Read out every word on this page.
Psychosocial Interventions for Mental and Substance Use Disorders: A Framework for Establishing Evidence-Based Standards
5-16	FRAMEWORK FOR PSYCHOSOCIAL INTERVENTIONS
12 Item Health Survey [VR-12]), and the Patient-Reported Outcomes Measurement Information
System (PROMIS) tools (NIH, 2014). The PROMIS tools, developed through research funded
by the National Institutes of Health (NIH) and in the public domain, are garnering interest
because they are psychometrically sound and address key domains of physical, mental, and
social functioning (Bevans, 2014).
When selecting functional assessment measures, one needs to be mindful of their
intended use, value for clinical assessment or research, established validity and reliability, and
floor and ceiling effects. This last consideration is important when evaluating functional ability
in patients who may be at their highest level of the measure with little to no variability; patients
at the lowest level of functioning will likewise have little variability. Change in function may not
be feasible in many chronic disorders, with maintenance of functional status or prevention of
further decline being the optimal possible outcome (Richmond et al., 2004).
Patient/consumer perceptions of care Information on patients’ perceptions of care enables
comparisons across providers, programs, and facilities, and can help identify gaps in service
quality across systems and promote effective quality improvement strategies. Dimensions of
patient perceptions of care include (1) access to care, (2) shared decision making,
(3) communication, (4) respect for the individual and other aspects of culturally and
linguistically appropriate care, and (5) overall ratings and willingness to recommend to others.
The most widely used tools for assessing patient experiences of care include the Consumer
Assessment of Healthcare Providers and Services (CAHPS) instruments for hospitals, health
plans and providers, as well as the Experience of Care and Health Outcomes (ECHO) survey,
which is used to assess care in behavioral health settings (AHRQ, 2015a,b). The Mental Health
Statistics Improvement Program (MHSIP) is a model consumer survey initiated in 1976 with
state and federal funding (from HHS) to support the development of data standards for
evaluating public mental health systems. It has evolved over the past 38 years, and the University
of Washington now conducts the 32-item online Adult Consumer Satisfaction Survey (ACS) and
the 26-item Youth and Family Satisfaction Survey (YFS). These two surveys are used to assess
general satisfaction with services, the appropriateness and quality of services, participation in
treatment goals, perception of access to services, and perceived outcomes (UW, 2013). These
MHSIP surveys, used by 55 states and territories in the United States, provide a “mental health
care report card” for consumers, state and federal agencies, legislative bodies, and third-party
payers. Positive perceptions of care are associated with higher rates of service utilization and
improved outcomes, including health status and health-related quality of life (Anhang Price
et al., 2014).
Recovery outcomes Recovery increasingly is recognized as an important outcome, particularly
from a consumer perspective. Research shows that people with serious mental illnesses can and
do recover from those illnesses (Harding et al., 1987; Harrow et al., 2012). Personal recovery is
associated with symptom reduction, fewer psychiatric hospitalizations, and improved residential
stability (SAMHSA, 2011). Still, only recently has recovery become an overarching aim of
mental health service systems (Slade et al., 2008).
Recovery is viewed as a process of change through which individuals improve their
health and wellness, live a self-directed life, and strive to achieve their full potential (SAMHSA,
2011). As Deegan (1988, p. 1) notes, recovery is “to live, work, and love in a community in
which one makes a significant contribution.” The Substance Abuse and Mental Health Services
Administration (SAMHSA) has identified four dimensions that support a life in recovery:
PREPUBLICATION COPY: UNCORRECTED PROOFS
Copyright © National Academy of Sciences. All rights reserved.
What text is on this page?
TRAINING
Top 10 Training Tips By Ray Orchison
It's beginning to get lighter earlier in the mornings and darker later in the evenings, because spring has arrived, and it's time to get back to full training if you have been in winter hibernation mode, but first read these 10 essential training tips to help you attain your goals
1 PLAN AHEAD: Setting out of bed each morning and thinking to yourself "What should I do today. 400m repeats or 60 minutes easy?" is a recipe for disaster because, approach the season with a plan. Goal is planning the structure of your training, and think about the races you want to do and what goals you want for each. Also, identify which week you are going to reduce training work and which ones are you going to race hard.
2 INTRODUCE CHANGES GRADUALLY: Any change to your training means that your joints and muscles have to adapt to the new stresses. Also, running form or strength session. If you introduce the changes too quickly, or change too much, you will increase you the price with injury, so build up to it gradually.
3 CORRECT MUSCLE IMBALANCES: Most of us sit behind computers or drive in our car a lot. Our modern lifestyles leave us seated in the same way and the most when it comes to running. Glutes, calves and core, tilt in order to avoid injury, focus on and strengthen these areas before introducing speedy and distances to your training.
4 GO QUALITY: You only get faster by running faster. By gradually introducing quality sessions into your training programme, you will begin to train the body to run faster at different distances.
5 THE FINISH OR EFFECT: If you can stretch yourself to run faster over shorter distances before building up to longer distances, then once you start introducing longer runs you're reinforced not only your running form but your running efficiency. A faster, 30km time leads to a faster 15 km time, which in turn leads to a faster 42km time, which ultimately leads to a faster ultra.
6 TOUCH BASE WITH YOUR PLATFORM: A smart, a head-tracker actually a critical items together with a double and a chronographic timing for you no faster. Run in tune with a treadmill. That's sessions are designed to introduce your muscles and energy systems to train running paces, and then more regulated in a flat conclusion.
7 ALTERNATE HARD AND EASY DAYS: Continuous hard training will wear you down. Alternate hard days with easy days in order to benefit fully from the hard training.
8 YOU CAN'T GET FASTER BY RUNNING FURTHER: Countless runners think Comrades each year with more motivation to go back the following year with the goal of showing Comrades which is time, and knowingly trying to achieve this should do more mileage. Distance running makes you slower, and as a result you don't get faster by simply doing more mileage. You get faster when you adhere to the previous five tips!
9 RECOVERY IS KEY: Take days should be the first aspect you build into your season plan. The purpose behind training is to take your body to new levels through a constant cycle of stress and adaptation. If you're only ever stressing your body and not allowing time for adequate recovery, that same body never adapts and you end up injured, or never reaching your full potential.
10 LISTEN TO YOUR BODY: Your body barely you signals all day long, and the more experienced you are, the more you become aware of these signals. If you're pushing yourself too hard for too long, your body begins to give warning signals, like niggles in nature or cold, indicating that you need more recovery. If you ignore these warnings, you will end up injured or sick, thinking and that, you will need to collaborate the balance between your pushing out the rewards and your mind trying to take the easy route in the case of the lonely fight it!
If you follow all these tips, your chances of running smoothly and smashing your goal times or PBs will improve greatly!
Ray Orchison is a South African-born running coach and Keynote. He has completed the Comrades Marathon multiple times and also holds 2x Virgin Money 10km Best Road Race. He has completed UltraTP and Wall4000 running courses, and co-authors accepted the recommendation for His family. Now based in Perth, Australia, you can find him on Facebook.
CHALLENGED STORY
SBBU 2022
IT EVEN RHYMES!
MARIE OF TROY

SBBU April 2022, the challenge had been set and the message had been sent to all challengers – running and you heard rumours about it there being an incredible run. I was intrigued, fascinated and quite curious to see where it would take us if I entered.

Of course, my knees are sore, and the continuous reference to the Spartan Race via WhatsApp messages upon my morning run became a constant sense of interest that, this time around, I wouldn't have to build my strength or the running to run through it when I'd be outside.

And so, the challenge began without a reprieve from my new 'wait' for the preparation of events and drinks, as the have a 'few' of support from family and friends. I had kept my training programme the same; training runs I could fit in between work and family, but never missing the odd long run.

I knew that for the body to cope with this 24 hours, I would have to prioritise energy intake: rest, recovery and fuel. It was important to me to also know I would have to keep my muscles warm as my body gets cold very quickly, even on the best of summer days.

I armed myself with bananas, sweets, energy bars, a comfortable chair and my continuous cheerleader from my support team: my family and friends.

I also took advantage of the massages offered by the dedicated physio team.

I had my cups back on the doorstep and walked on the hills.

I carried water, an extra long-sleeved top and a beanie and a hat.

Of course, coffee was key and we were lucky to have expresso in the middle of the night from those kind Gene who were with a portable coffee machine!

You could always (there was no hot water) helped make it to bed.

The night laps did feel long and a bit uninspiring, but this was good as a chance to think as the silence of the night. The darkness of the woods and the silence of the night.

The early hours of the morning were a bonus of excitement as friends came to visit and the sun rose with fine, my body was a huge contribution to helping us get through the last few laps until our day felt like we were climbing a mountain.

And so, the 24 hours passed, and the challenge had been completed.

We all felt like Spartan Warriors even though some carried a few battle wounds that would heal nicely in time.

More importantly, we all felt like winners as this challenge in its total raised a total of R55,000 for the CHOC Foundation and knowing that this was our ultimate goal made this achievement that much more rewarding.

What is being asked:
In the entries above, find every line with the word "live" and list it.

Task response:
health and wellness, live a self-directed life, and strive to achieve their full potential (SAMHSA,
2011). As Deegan (1988, p. 1) notes, recovery is “to live, work, and love in a community in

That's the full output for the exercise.